REQUEST.
Isolate every line in the records below with "законодательством" in it.

TASK DATA.

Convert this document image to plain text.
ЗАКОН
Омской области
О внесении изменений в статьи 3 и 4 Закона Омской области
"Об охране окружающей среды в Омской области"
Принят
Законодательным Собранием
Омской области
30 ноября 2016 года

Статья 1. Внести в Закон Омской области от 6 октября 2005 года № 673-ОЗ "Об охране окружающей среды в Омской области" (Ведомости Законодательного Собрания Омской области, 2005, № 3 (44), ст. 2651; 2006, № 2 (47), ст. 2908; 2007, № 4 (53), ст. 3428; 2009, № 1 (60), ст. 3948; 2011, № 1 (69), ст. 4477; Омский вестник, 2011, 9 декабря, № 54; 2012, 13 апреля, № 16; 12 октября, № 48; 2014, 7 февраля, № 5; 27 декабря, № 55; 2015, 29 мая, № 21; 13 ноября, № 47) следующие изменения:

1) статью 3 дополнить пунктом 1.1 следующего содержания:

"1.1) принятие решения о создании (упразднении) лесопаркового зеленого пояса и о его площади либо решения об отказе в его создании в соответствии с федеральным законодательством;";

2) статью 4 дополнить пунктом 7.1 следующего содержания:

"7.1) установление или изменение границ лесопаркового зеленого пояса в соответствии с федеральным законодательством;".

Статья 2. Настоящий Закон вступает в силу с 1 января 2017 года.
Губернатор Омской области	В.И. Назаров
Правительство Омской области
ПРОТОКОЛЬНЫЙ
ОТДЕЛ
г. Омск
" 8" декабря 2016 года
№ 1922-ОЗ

THE RESPONSE.
"1.1) принятие решения о создании (упразднении) лесопаркового зеленого пояса и о его площади либо решения об отказе в его создании в соответствии с федеральным законодательством;";
"7.1) установление или изменение границ лесопаркового зеленого пояса в соответствии с федеральным законодательством;".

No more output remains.